_Short exercise:_ Omit every picture and write out the rest of the records exactly.

— START Provided records —

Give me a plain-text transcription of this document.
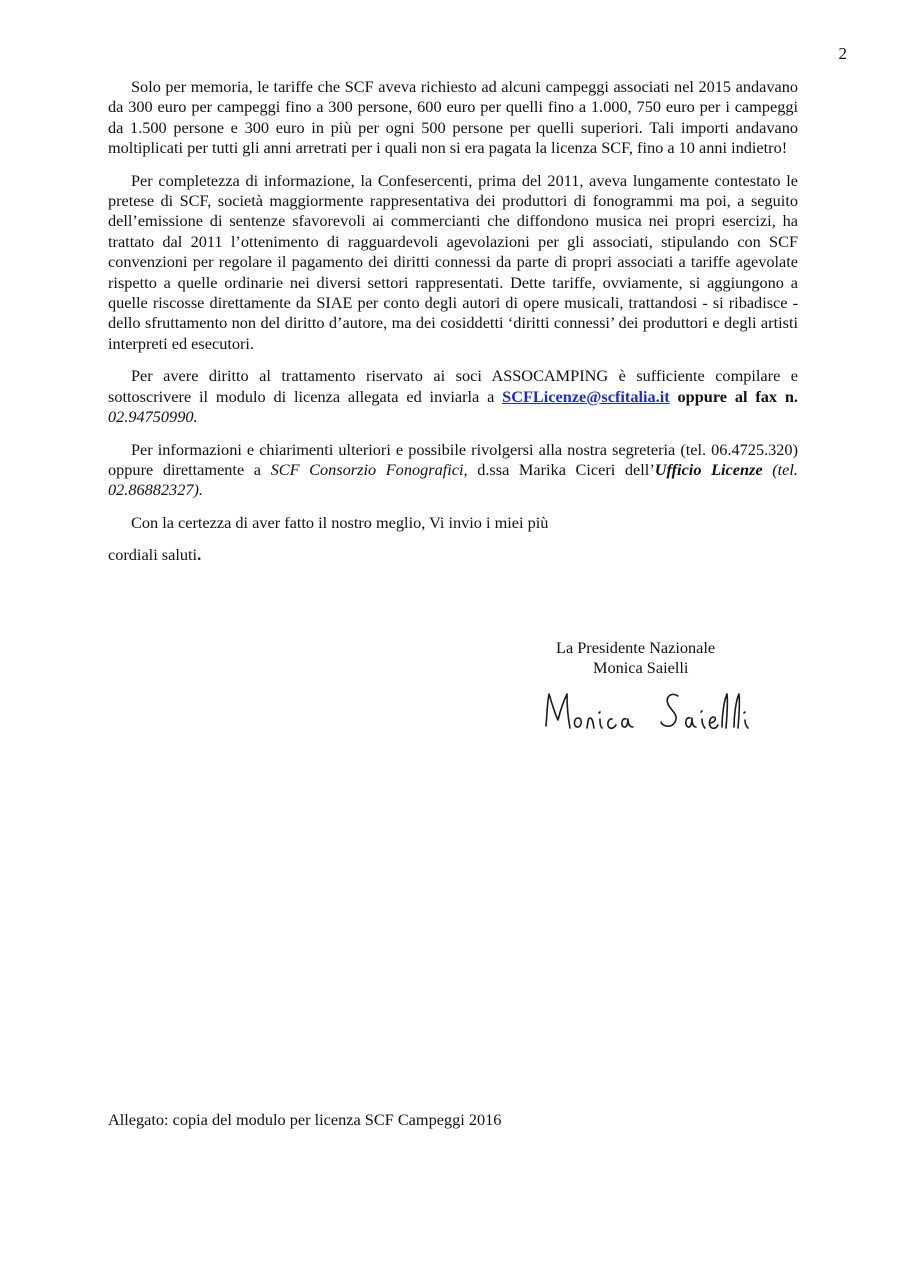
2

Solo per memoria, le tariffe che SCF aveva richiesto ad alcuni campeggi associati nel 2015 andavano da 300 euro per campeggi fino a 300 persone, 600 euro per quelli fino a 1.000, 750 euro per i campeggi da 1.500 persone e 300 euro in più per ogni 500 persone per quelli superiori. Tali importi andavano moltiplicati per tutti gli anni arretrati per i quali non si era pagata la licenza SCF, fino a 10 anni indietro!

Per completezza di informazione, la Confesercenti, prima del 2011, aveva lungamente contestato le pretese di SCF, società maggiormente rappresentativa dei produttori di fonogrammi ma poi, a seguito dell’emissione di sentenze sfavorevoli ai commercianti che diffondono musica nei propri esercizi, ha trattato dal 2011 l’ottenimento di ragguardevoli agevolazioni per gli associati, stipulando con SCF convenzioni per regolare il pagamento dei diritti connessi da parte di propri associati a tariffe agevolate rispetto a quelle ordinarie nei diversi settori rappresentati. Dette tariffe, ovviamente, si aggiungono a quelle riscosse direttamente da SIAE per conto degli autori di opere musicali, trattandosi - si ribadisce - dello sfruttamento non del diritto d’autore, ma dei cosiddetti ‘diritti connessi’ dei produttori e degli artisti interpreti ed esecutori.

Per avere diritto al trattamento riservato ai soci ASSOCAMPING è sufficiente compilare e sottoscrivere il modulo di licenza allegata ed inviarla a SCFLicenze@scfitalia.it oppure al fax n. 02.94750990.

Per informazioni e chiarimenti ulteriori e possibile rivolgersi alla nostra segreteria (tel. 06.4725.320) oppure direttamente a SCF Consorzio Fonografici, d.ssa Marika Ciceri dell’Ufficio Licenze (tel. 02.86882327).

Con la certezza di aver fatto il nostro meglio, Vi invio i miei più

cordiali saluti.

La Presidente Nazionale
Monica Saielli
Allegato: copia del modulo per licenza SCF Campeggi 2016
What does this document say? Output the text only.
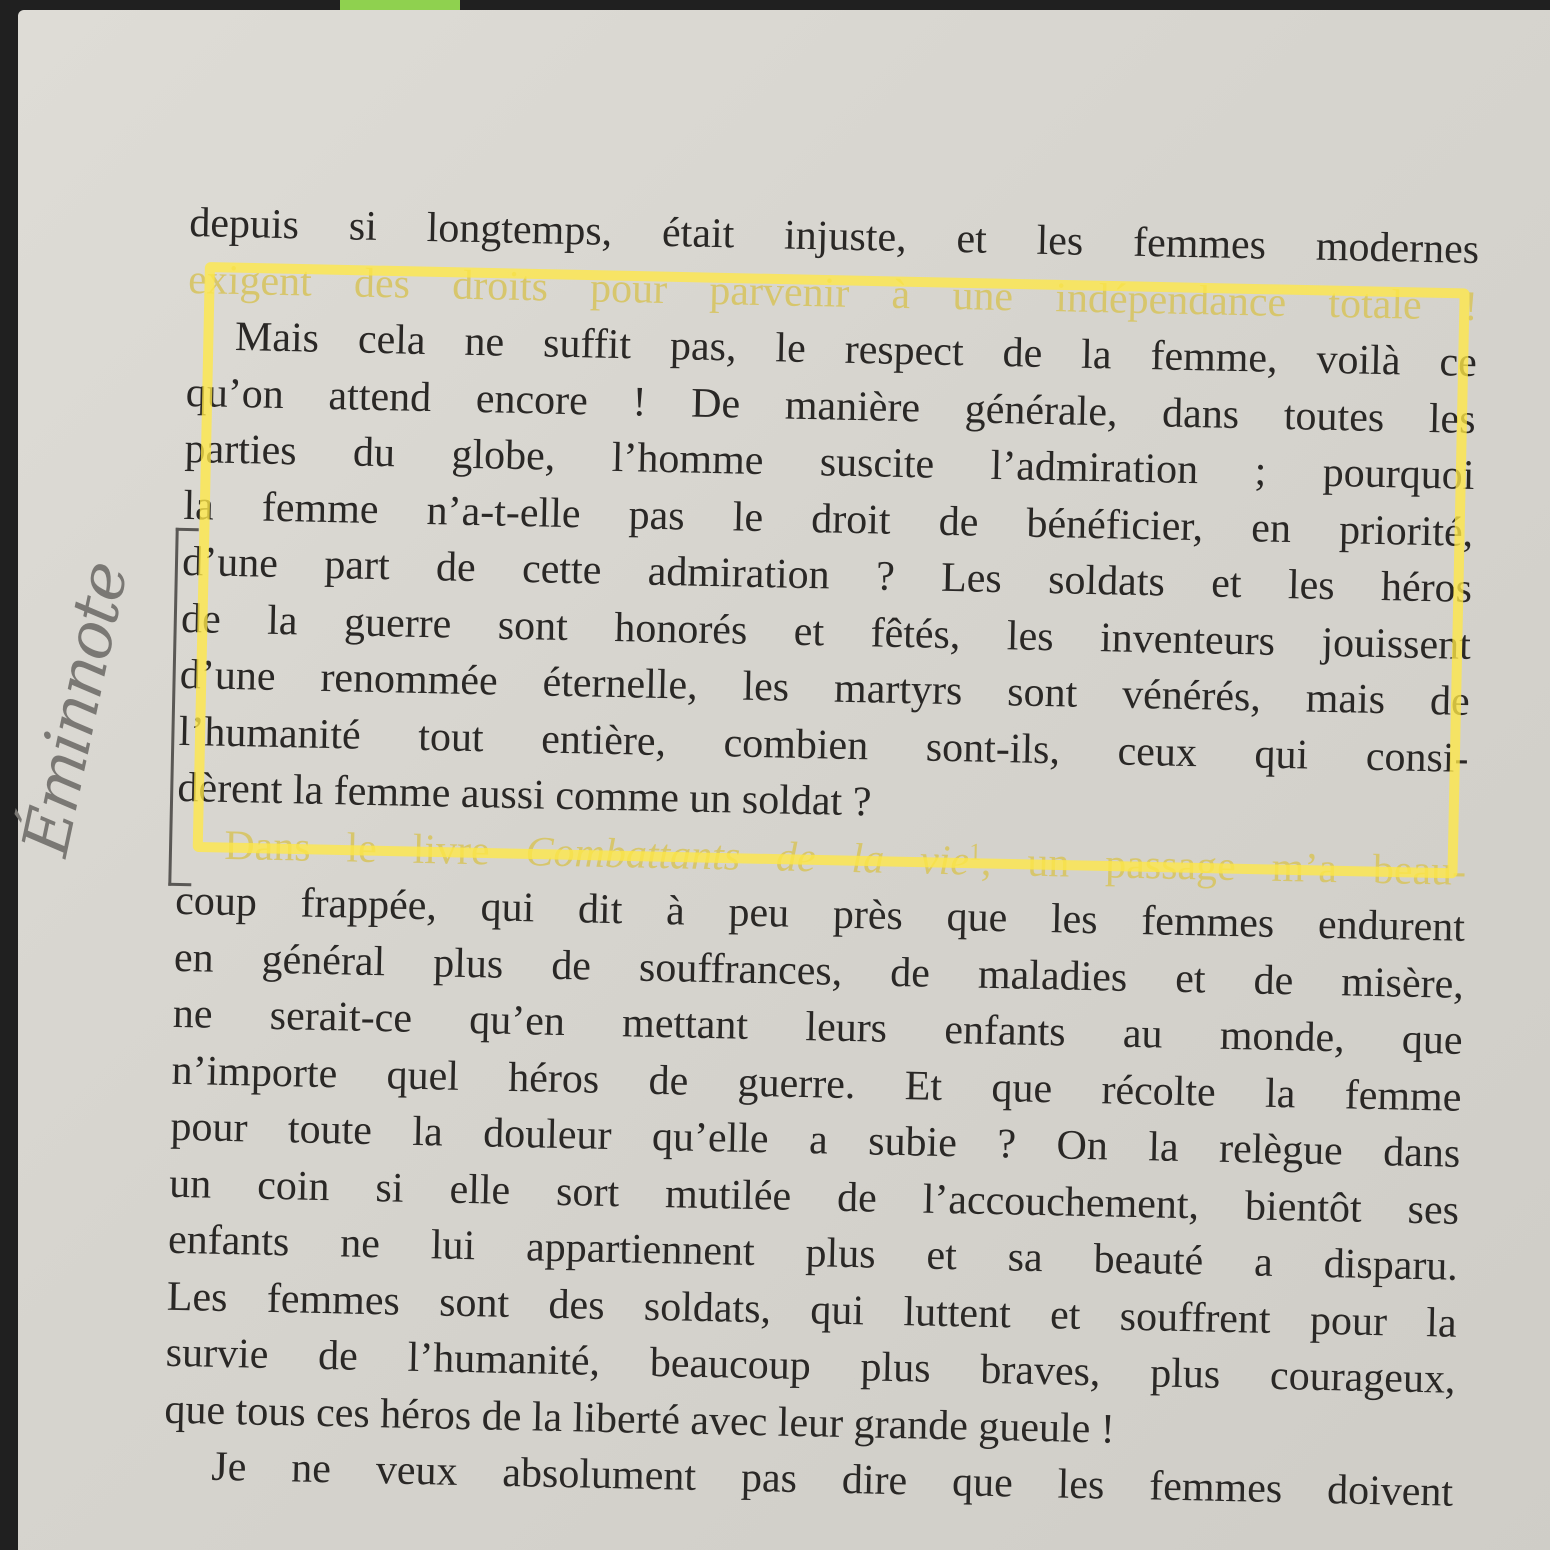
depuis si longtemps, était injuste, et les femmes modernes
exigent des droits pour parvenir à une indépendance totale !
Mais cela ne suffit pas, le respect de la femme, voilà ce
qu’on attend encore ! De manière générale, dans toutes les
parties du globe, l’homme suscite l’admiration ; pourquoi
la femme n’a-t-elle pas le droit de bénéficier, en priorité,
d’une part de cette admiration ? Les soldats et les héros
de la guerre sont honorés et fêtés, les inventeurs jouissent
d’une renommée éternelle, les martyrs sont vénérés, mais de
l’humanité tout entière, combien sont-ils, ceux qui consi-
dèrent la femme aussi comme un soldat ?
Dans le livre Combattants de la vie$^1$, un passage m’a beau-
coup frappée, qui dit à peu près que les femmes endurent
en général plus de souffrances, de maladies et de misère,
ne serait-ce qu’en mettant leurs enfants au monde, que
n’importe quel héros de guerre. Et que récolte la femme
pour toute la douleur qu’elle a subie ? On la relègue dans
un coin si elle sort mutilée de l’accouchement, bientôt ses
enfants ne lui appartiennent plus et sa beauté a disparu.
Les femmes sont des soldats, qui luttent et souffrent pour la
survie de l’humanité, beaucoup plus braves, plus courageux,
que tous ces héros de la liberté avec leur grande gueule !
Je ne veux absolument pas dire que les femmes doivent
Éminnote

— END Provided records —

_Finished task:_
Give me a plain-text transcription of this document.
2

Solo per memoria, le tariffe che SCF aveva richiesto ad alcuni campeggi associati nel 2015 andavano da 300 euro per campeggi fino a 300 persone, 600 euro per quelli fino a 1.000, 750 euro per i campeggi da 1.500 persone e 300 euro in più per ogni 500 persone per quelli superiori. Tali importi andavano moltiplicati per tutti gli anni arretrati per i quali non si era pagata la licenza SCF, fino a 10 anni indietro!

Per completezza di informazione, la Confesercenti, prima del 2011, aveva lungamente contestato le pretese di SCF, società maggiormente rappresentativa dei produttori di fonogrammi ma poi, a seguito dell’emissione di sentenze sfavorevoli ai commercianti che diffondono musica nei propri esercizi, ha trattato dal 2011 l’ottenimento di ragguardevoli agevolazioni per gli associati, stipulando con SCF convenzioni per regolare il pagamento dei diritti connessi da parte di propri associati a tariffe agevolate rispetto a quelle ordinarie nei diversi settori rappresentati. Dette tariffe, ovviamente, si aggiungono a quelle riscosse direttamente da SIAE per conto degli autori di opere musicali, trattandosi - si ribadisce - dello sfruttamento non del diritto d’autore, ma dei cosiddetti ‘diritti connessi’ dei produttori e degli artisti interpreti ed esecutori.

Per avere diritto al trattamento riservato ai soci ASSOCAMPING è sufficiente compilare e sottoscrivere il modulo di licenza allegata ed inviarla a SCFLicenze@scfitalia.it oppure al fax n. 02.94750990.

Per informazioni e chiarimenti ulteriori e possibile rivolgersi alla nostra segreteria (tel. 06.4725.320) oppure direttamente a SCF Consorzio Fonografici, d.ssa Marika Ciceri dell’Ufficio Licenze (tel. 02.86882327).

Con la certezza di aver fatto il nostro meglio, Vi invio i miei più

cordiali saluti.

La Presidente Nazionale
Monica Saielli
Allegato: copia del modulo per licenza SCF Campeggi 2016
What does this document say? Output the text only.
depuis si longtemps, était injuste, et les femmes modernes
exigent des droits pour parvenir à une indépendance totale !
Mais cela ne suffit pas, le respect de la femme, voilà ce
qu’on attend encore ! De manière générale, dans toutes les
parties du globe, l’homme suscite l’admiration ; pourquoi
la femme n’a-t-elle pas le droit de bénéficier, en priorité,
d’une part de cette admiration ? Les soldats et les héros
de la guerre sont honorés et fêtés, les inventeurs jouissent
d’une renommée éternelle, les martyrs sont vénérés, mais de
l’humanité tout entière, combien sont-ils, ceux qui consi-
dèrent la femme aussi comme un soldat ?
Dans le livre Combattants de la vie$^1$, un passage m’a beau-
coup frappée, qui dit à peu près que les femmes endurent
en général plus de souffrances, de maladies et de misère,
ne serait-ce qu’en mettant leurs enfants au monde, que
n’importe quel héros de guerre. Et que récolte la femme
pour toute la douleur qu’elle a subie ? On la relègue dans
un coin si elle sort mutilée de l’accouchement, bientôt ses
enfants ne lui appartiennent plus et sa beauté a disparu.
Les femmes sont des soldats, qui luttent et souffrent pour la
survie de l’humanité, beaucoup plus braves, plus courageux,
que tous ces héros de la liberté avec leur grande gueule !
Je ne veux absolument pas dire que les femmes doivent
Éminnote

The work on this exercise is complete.